:: Goal ::
Locate the line that contains "Decode this chart: output" in the data that follows. Copy it and every subsequent line to the end, exactly, excluding pictures.

:: Data supplied ::
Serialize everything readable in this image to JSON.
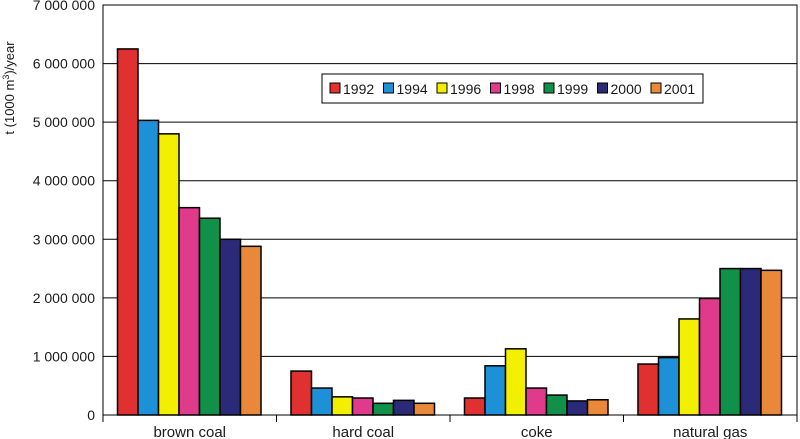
{
  "chart_data": {
    "type": "bar",
    "title": "",
    "xlabel": "",
    "ylabel": "t (1000 m³)/year",
    "ylabel_parts": {
      "before": "t (1000 m",
      "sup": "3",
      "after": ")/year"
    },
    "ylim": [
      0,
      7000000
    ],
    "yticks": [
      0,
      1000000,
      2000000,
      3000000,
      4000000,
      5000000,
      6000000,
      7000000
    ],
    "ytick_labels": [
      "0",
      "1 000 000",
      "2 000 000",
      "3 000 000",
      "4 000 000",
      "5 000 000",
      "6 000 000",
      "7 000 000"
    ],
    "grid": "horizontal",
    "legend_position": "top-right",
    "categories": [
      "brown coal",
      "hard coal",
      "coke",
      "natural gas"
    ],
    "series": [
      {
        "name": "1992",
        "color": "#e03030",
        "values": [
          6250000,
          750000,
          290000,
          870000
        ]
      },
      {
        "name": "1994",
        "color": "#1e90d8",
        "values": [
          5030000,
          460000,
          840000,
          980000
        ]
      },
      {
        "name": "1996",
        "color": "#f2f000",
        "values": [
          4800000,
          310000,
          1130000,
          1640000
        ]
      },
      {
        "name": "1998",
        "color": "#e03a8c",
        "values": [
          3540000,
          290000,
          460000,
          1990000
        ]
      },
      {
        "name": "1999",
        "color": "#109048",
        "values": [
          3360000,
          200000,
          340000,
          2500000
        ]
      },
      {
        "name": "2000",
        "color": "#2a2a78",
        "values": [
          3000000,
          250000,
          240000,
          2500000
        ]
      },
      {
        "name": "2001",
        "color": "#e88838",
        "values": [
          2880000,
          200000,
          260000,
          2470000
        ]
      }
    ]
  }
}
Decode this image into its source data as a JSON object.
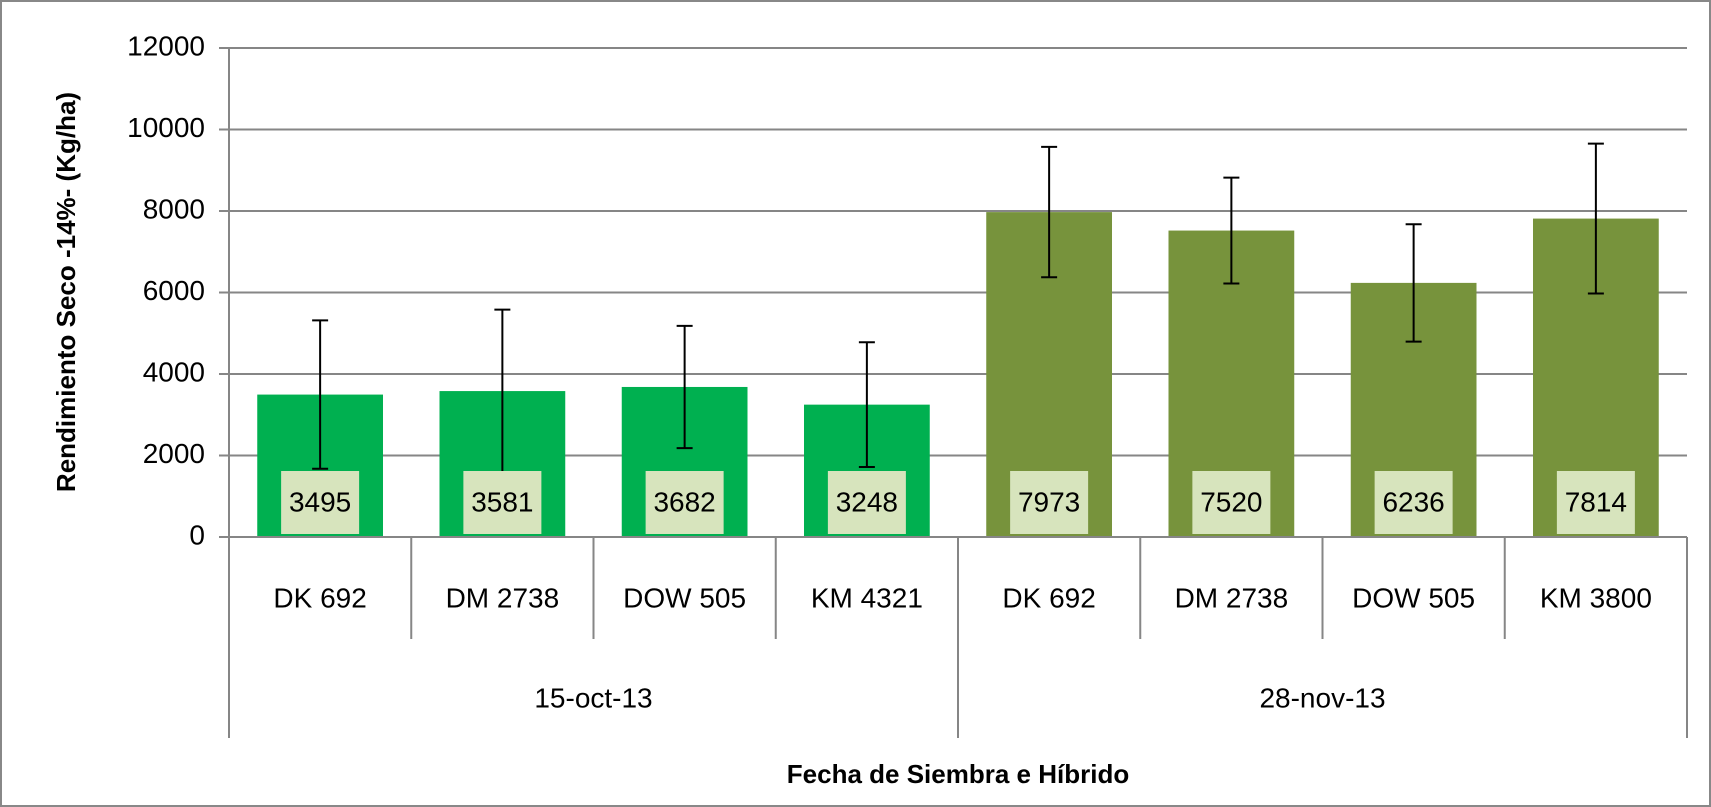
{
  "chart_data": {
    "type": "bar",
    "y_label": "Rendimiento Seco -14%- (Kg/ha)",
    "x_label": "Fecha de Siembra e Híbrido",
    "ylim": [
      0,
      12000
    ],
    "yticks": [
      0,
      2000,
      4000,
      6000,
      8000,
      10000,
      12000
    ],
    "grid": true,
    "groups": [
      {
        "name": "15-oct-13",
        "color": "#00b050",
        "label_box_color": "#d7e4bd",
        "categories": [
          "DK 692",
          "DM 2738",
          "DOW 505",
          "KM 4321"
        ],
        "values": [
          3495,
          3581,
          3682,
          3248
        ],
        "errors": [
          1820,
          2000,
          1500,
          1530
        ]
      },
      {
        "name": "28-nov-13",
        "color": "#77933c",
        "label_box_color": "#d7e4bd",
        "categories": [
          "DK 692",
          "DM 2738",
          "DOW 505",
          "KM 3800"
        ],
        "values": [
          7973,
          7520,
          6236,
          7814
        ],
        "errors": [
          1600,
          1300,
          1440,
          1840
        ]
      }
    ]
  }
}
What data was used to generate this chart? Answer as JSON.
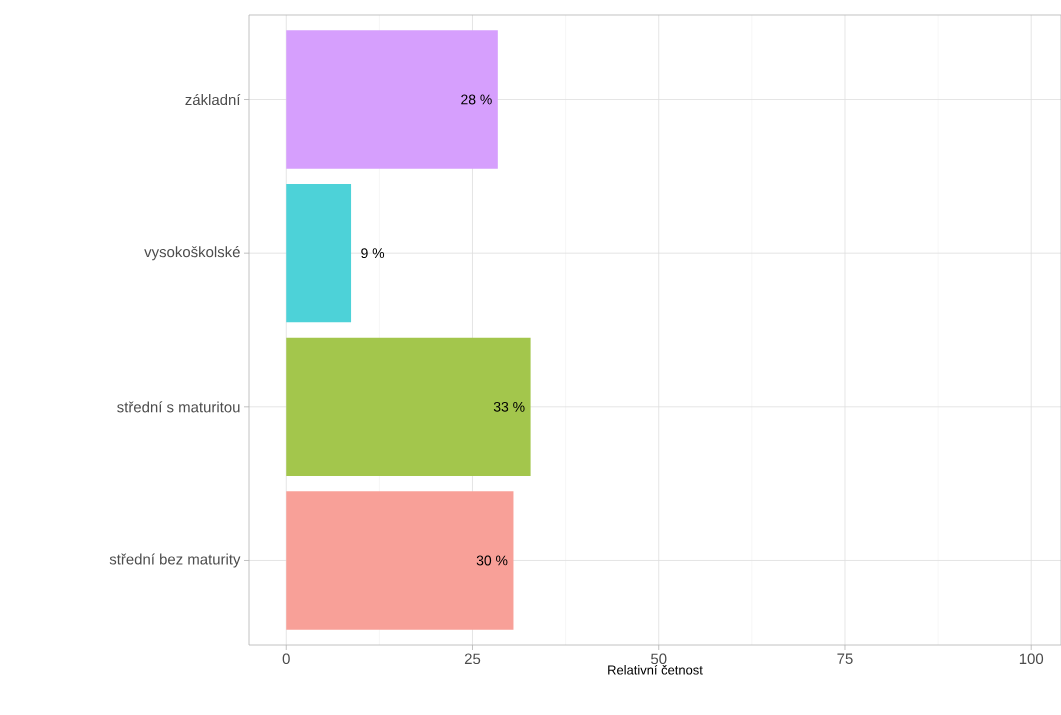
{
  "chart_data": {
    "type": "bar",
    "orientation": "horizontal",
    "xlabel": "Relativní četnost",
    "categories": [
      "základní",
      "vysokoškolské",
      "střední s maturitou",
      "střední bez maturity"
    ],
    "values": [
      28.4,
      8.7,
      32.8,
      30.5
    ],
    "value_labels": [
      "28 %",
      "9 %",
      "33 %",
      "30 %"
    ],
    "colors": [
      "#d69ffd",
      "#4dd2d8",
      "#a3c64c",
      "#f8a098"
    ],
    "xlim": [
      -5,
      104
    ],
    "xticks": [
      0,
      25,
      50,
      75,
      100
    ],
    "grid": true
  }
}
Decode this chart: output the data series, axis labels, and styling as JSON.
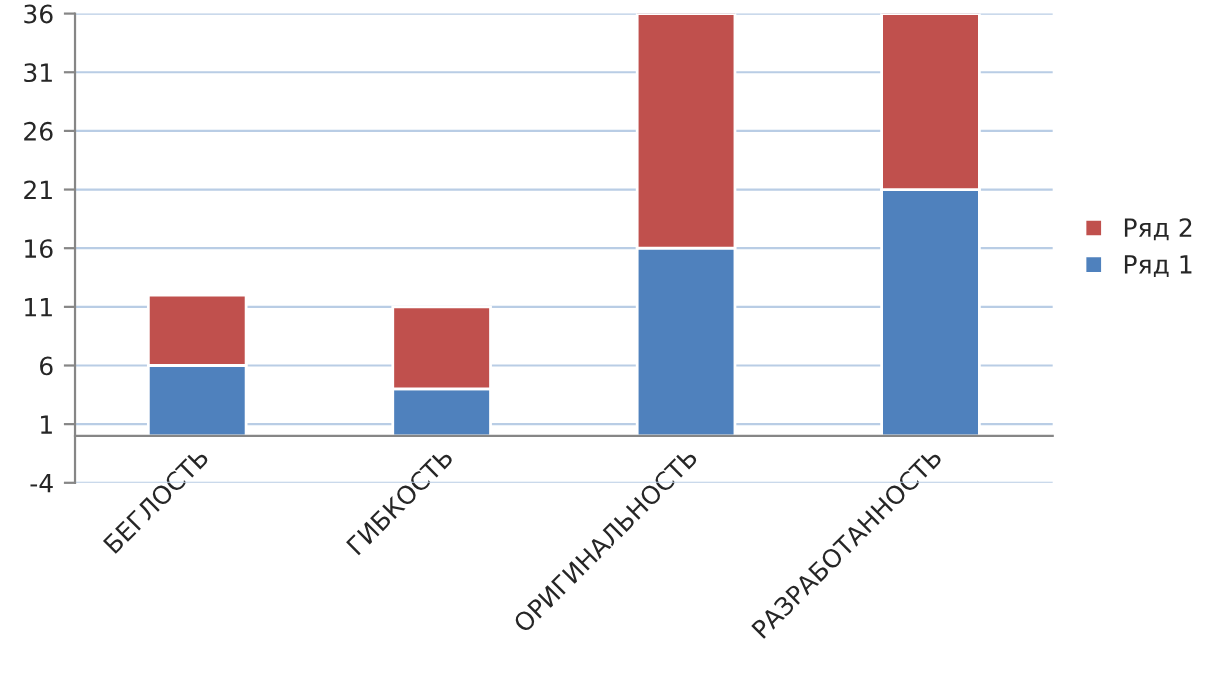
{
  "chart_data": {
    "type": "bar",
    "stacked": true,
    "categories": [
      "БЕГЛОСТЬ",
      "ГИБКОСТЬ",
      "ОРИГИНАЛЬНОСТЬ",
      "РАЗРАБОТАННОСТЬ"
    ],
    "series": [
      {
        "name": "Ряд 1",
        "color": "#4f81bd",
        "values": [
          6,
          4,
          16,
          21
        ]
      },
      {
        "name": "Ряд 2",
        "color": "#c0504d",
        "values": [
          6,
          7,
          20,
          15
        ]
      }
    ],
    "ylim": [
      -4,
      36
    ],
    "yticks": [
      -4,
      1,
      6,
      11,
      16,
      21,
      26,
      31,
      36
    ],
    "grid": "y",
    "legend": "right"
  }
}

:: The output ::
Decode this chart: output the data series, axis labels, and styling as JSON.
{
  "chart_data": {
    "type": "bar",
    "stacked": true,
    "categories": [
      "БЕГЛОСТЬ",
      "ГИБКОСТЬ",
      "ОРИГИНАЛЬНОСТЬ",
      "РАЗРАБОТАННОСТЬ"
    ],
    "series": [
      {
        "name": "Ряд 1",
        "color": "#4f81bd",
        "values": [
          6,
          4,
          16,
          21
        ]
      },
      {
        "name": "Ряд 2",
        "color": "#c0504d",
        "values": [
          6,
          7,
          20,
          15
        ]
      }
    ],
    "ylim": [
      -4,
      36
    ],
    "yticks": [
      -4,
      1,
      6,
      11,
      16,
      21,
      26,
      31,
      36
    ],
    "grid": "y",
    "legend": "right"
  }
}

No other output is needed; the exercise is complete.